WHAT IS EXPECTED: Check each line below for "this" and report how many have it, nothing else.

* START PROVIDED INFORMATION *

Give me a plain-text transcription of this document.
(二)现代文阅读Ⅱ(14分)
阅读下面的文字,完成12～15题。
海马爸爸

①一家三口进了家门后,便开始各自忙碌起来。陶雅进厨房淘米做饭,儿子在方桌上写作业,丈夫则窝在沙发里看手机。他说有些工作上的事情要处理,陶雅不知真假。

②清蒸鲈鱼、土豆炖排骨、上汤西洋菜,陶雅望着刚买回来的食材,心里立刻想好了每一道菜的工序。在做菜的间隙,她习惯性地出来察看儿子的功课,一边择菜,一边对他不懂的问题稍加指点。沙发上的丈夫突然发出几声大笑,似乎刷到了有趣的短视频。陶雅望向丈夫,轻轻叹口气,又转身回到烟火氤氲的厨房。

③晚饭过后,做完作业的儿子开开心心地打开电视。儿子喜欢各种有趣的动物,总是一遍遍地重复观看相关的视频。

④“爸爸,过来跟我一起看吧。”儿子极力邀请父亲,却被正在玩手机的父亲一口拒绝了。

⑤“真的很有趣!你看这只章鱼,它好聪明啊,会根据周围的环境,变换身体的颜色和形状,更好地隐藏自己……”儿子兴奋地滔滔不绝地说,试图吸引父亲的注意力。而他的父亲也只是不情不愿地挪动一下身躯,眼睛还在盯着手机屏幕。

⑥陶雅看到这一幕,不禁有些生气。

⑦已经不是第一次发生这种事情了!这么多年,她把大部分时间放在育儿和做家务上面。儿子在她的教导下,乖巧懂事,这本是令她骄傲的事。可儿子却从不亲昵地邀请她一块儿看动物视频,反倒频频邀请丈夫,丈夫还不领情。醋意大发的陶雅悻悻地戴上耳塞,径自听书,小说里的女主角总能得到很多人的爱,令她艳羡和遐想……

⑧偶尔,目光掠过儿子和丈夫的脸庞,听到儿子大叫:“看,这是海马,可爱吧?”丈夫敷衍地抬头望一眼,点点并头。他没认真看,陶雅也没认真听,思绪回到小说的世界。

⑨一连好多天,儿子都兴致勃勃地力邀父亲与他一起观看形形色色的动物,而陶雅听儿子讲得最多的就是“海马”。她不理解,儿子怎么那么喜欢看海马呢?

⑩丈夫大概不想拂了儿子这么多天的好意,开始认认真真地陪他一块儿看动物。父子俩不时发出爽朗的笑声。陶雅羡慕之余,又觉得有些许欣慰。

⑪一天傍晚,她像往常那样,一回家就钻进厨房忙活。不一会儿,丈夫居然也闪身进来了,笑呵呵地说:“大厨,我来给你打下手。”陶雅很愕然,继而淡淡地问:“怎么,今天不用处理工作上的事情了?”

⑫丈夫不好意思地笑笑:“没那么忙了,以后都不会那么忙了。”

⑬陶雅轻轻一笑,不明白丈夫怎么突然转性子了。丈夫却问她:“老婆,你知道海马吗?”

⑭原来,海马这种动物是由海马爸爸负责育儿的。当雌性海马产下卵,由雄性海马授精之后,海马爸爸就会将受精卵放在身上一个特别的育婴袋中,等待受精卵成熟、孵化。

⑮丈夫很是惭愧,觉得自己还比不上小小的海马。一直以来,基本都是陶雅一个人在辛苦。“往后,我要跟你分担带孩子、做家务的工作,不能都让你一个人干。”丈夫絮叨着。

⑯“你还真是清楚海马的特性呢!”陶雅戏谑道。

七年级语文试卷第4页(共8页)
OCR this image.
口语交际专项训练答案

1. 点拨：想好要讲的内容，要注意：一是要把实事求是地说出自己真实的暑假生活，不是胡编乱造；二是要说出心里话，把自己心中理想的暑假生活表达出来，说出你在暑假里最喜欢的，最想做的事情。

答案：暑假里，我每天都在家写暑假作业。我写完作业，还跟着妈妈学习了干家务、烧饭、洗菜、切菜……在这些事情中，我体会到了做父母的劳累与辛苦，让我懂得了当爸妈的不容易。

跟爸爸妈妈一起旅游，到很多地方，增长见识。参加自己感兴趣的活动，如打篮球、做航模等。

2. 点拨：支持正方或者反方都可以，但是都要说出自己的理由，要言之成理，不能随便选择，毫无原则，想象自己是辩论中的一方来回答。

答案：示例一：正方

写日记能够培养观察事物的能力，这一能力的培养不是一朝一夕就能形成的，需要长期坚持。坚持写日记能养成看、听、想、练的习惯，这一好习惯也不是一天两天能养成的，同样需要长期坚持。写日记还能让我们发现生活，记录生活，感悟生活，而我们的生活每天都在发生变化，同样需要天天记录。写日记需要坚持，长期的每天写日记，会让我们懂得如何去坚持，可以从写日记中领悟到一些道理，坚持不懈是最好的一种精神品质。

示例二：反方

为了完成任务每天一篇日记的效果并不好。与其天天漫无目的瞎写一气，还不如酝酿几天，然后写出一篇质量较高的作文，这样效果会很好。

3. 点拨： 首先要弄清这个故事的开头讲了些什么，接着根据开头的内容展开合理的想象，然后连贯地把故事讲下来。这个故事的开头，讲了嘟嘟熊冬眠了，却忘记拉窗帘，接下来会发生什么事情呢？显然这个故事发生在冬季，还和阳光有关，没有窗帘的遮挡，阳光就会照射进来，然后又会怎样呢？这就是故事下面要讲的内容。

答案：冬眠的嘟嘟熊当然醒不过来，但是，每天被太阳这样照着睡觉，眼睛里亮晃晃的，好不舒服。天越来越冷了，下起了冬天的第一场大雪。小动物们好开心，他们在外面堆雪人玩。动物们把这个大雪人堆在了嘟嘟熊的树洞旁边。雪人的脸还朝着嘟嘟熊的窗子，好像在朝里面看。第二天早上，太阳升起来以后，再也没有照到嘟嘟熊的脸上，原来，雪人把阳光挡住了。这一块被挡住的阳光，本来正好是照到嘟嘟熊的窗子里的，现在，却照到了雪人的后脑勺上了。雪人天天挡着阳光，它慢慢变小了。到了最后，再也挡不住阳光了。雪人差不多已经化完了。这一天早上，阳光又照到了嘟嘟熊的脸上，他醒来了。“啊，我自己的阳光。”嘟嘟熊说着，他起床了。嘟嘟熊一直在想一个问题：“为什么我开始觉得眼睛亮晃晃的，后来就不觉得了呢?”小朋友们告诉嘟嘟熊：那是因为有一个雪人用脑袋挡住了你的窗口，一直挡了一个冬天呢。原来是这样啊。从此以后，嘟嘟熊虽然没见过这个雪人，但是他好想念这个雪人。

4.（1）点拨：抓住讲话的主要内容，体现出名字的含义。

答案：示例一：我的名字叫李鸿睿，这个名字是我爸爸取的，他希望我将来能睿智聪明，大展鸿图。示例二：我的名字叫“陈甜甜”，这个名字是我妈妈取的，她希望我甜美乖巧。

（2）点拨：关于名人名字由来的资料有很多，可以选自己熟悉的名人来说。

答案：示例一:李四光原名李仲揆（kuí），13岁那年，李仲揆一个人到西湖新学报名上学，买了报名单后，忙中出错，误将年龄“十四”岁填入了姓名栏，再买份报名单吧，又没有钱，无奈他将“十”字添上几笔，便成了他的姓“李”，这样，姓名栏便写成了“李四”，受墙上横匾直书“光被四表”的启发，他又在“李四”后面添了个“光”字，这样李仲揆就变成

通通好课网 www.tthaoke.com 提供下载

* END PROVIDED INFORMATION *

FULL RESPONSE: 2